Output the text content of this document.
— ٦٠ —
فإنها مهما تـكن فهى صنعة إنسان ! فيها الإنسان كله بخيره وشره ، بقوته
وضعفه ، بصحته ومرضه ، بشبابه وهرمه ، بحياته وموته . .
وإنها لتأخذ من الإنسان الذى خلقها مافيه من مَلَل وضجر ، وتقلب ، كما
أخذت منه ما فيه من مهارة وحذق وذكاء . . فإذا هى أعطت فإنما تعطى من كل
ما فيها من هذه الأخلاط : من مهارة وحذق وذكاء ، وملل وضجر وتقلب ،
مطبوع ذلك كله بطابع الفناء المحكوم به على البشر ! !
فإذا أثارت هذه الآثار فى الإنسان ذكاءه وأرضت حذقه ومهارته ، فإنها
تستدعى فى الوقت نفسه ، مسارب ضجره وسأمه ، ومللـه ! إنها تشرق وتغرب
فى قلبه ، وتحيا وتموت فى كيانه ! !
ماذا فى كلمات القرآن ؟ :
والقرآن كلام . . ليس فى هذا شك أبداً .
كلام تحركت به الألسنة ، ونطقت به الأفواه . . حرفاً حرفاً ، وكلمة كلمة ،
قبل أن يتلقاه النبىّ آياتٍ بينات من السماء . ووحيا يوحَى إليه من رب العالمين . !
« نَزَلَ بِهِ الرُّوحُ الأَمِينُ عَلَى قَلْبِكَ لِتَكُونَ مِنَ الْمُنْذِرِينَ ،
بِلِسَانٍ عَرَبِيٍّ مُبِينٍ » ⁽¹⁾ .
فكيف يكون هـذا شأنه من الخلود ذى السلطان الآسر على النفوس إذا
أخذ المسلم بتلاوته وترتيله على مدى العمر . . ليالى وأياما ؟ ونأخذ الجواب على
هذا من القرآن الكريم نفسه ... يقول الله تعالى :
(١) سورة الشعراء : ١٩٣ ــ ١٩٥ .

○ ○ ○

▶ [AIM OF THE TASK] Copy all lines above containing the string "وضجر".

▶ [FULL OUTPUT]
وإنها لتأخذ من الإنسان الذى خلقها مافيه من مَلَل وضجر ، وتقلب ، كما
ما فيها من هذه الأخلاط : من مهارة وحذق وذكاء ، وملل وضجر وتقلب ،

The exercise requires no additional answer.